===== Provided entries

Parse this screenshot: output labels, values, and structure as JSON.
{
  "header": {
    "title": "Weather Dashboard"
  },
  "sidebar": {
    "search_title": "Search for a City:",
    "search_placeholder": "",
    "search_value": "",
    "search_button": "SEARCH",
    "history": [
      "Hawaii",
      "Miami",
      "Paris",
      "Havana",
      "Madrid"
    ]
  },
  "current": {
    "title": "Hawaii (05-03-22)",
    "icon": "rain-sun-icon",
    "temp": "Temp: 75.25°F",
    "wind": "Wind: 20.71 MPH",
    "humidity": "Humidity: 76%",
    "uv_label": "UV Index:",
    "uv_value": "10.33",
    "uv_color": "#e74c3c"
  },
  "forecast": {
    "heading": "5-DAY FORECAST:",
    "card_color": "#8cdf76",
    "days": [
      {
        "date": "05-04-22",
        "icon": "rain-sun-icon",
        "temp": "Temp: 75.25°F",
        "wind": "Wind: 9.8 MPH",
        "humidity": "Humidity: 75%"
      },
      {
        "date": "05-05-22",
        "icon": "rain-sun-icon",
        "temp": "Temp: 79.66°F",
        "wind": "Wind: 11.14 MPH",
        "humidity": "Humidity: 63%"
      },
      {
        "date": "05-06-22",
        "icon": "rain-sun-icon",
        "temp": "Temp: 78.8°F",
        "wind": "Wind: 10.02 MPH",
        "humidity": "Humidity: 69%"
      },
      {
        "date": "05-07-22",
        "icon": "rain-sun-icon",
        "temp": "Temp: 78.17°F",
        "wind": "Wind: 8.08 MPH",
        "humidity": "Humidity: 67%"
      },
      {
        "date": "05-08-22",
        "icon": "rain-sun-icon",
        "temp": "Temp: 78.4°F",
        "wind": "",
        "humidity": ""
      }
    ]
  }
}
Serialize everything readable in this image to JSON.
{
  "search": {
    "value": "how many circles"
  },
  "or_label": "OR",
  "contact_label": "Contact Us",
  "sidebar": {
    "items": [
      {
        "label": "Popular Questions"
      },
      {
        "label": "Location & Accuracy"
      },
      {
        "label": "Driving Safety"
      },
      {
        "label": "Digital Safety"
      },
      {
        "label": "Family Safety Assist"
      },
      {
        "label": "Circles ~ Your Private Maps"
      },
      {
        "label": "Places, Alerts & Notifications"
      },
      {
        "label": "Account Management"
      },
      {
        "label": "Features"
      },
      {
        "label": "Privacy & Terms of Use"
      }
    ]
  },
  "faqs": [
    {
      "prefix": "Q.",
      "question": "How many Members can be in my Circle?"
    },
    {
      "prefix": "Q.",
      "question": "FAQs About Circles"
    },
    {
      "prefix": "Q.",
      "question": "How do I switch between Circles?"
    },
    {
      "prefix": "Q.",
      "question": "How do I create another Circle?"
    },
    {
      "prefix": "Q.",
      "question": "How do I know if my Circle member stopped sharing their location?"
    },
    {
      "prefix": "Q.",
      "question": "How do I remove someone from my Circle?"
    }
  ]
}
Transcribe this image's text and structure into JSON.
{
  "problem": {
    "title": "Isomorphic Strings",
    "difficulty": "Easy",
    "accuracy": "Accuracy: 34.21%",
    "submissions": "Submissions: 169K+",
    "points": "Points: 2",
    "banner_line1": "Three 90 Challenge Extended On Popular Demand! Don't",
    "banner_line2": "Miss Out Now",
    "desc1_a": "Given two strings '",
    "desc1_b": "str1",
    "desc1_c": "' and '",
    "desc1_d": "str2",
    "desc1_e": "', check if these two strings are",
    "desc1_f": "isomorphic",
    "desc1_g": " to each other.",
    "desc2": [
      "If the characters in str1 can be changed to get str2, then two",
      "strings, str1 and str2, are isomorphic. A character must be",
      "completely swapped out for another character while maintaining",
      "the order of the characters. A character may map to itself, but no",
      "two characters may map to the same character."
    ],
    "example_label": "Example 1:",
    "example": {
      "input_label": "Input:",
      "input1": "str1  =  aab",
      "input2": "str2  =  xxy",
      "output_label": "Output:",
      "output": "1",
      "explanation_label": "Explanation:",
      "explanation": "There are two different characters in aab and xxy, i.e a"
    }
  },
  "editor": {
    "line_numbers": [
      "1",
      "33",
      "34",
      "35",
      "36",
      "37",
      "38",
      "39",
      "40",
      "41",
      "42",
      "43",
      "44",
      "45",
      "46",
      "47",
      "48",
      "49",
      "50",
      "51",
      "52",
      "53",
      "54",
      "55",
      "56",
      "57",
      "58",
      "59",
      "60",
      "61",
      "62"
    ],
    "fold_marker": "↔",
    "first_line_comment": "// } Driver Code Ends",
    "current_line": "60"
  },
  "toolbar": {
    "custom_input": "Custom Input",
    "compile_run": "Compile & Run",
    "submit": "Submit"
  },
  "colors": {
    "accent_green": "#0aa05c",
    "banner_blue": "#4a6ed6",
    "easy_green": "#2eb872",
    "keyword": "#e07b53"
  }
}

==========

_Task to complete_. Every line of the material must be returned exactly as it appears.

_Written reply_.
Parse this screenshot: output labels, values, and structure as JSON.
{
  "header": {
    "title": "Weather Dashboard"
  },
  "sidebar": {
    "search_title": "Search for a City:",
    "search_placeholder": "",
    "search_value": "",
    "search_button": "SEARCH",
    "history": [
      "Hawaii",
      "Miami",
      "Paris",
      "Havana",
      "Madrid"
    ]
  },
  "current": {
    "title": "Hawaii (05-03-22)",
    "icon": "rain-sun-icon",
    "temp": "Temp: 75.25°F",
    "wind": "Wind: 20.71 MPH",
    "humidity": "Humidity: 76%",
    "uv_label": "UV Index:",
    "uv_value": "10.33",
    "uv_color": "#e74c3c"
  },
  "forecast": {
    "heading": "5-DAY FORECAST:",
    "card_color": "#8cdf76",
    "days": [
      {
        "date": "05-04-22",
        "icon": "rain-sun-icon",
        "temp": "Temp: 75.25°F",
        "wind": "Wind: 9.8 MPH",
        "humidity": "Humidity: 75%"
      },
      {
        "date": "05-05-22",
        "icon": "rain-sun-icon",
        "temp": "Temp: 79.66°F",
        "wind": "Wind: 11.14 MPH",
        "humidity": "Humidity: 63%"
      },
      {
        "date": "05-06-22",
        "icon": "rain-sun-icon",
        "temp": "Temp: 78.8°F",
        "wind": "Wind: 10.02 MPH",
        "humidity": "Humidity: 69%"
      },
      {
        "date": "05-07-22",
        "icon": "rain-sun-icon",
        "temp": "Temp: 78.17°F",
        "wind": "Wind: 8.08 MPH",
        "humidity": "Humidity: 67%"
      },
      {
        "date": "05-08-22",
        "icon": "rain-sun-icon",
        "temp": "Temp: 78.4°F",
        "wind": "",
        "humidity": ""
      }
    ]
  }
}
Serialize everything readable in this image to JSON.
{
  "search": {
    "value": "how many circles"
  },
  "or_label": "OR",
  "contact_label": "Contact Us",
  "sidebar": {
    "items": [
      {
        "label": "Popular Questions"
      },
      {
        "label": "Location & Accuracy"
      },
      {
        "label": "Driving Safety"
      },
      {
        "label": "Digital Safety"
      },
      {
        "label": "Family Safety Assist"
      },
      {
        "label": "Circles ~ Your Private Maps"
      },
      {
        "label": "Places, Alerts & Notifications"
      },
      {
        "label": "Account Management"
      },
      {
        "label": "Features"
      },
      {
        "label": "Privacy & Terms of Use"
      }
    ]
  },
  "faqs": [
    {
      "prefix": "Q.",
      "question": "How many Members can be in my Circle?"
    },
    {
      "prefix": "Q.",
      "question": "FAQs About Circles"
    },
    {
      "prefix": "Q.",
      "question": "How do I switch between Circles?"
    },
    {
      "prefix": "Q.",
      "question": "How do I create another Circle?"
    },
    {
      "prefix": "Q.",
      "question": "How do I know if my Circle member stopped sharing their location?"
    },
    {
      "prefix": "Q.",
      "question": "How do I remove someone from my Circle?"
    }
  ]
}
Transcribe this image's text and structure into JSON.
{
  "problem": {
    "title": "Isomorphic Strings",
    "difficulty": "Easy",
    "accuracy": "Accuracy: 34.21%",
    "submissions": "Submissions: 169K+",
    "points": "Points: 2",
    "banner_line1": "Three 90 Challenge Extended On Popular Demand! Don't",
    "banner_line2": "Miss Out Now",
    "desc1_a": "Given two strings '",
    "desc1_b": "str1",
    "desc1_c": "' and '",
    "desc1_d": "str2",
    "desc1_e": "', check if these two strings are",
    "desc1_f": "isomorphic",
    "desc1_g": " to each other.",
    "desc2": [
      "If the characters in str1 can be changed to get str2, then two",
      "strings, str1 and str2, are isomorphic. A character must be",
      "completely swapped out for another character while maintaining",
      "the order of the characters. A character may map to itself, but no",
      "two characters may map to the same character."
    ],
    "example_label": "Example 1:",
    "example": {
      "input_label": "Input:",
      "input1": "str1  =  aab",
      "input2": "str2  =  xxy",
      "output_label": "Output:",
      "output": "1",
      "explanation_label": "Explanation:",
      "explanation": "There are two different characters in aab and xxy, i.e a"
    }
  },
  "editor": {
    "line_numbers": [
      "1",
      "33",
      "34",
      "35",
      "36",
      "37",
      "38",
      "39",
      "40",
      "41",
      "42",
      "43",
      "44",
      "45",
      "46",
      "47",
      "48",
      "49",
      "50",
      "51",
      "52",
      "53",
      "54",
      "55",
      "56",
      "57",
      "58",
      "59",
      "60",
      "61",
      "62"
    ],
    "fold_marker": "↔",
    "first_line_comment": "// } Driver Code Ends",
    "current_line": "60"
  },
  "toolbar": {
    "custom_input": "Custom Input",
    "compile_run": "Compile & Run",
    "submit": "Submit"
  },
  "colors": {
    "accent_green": "#0aa05c",
    "banner_blue": "#4a6ed6",
    "easy_green": "#2eb872",
    "keyword": "#e07b53"
  }
}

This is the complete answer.